▶ **Given data**:
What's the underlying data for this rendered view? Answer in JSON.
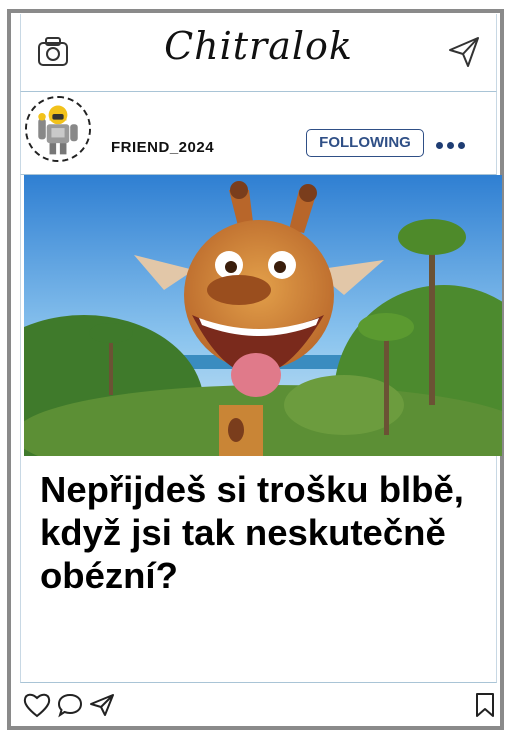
{
  "app": {
    "logo_text": "Chitralok"
  },
  "post": {
    "username": "FRIEND_2024",
    "follow_label": "FOLLOWING",
    "caption": "Nepřijdeš si trošku blbě, když jsi tak neskutečně obézní?"
  },
  "icons": {
    "header_left": "camera-icon",
    "header_right": "send-icon",
    "more": "more-dots-icon",
    "like": "heart-icon",
    "comment": "comment-icon",
    "share": "send-icon",
    "save": "bookmark-icon"
  },
  "colors": {
    "frame": "#8a8a8a",
    "accent": "#2f4f86",
    "divider": "#a9c4d6"
  }
}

▶ **Problem statement**: Repeat the entries exactly. Pictures are excluded from the copy.

▶ **Answer**:
What's the underlying data for this rendered view? Answer in JSON.
{
  "app": {
    "logo_text": "Chitralok"
  },
  "post": {
    "username": "FRIEND_2024",
    "follow_label": "FOLLOWING",
    "caption": "Nepřijdeš si trošku blbě, když jsi tak neskutečně obézní?"
  },
  "icons": {
    "header_left": "camera-icon",
    "header_right": "send-icon",
    "more": "more-dots-icon",
    "like": "heart-icon",
    "comment": "comment-icon",
    "share": "send-icon",
    "save": "bookmark-icon"
  },
  "colors": {
    "frame": "#8a8a8a",
    "accent": "#2f4f86",
    "divider": "#a9c4d6"
  }
}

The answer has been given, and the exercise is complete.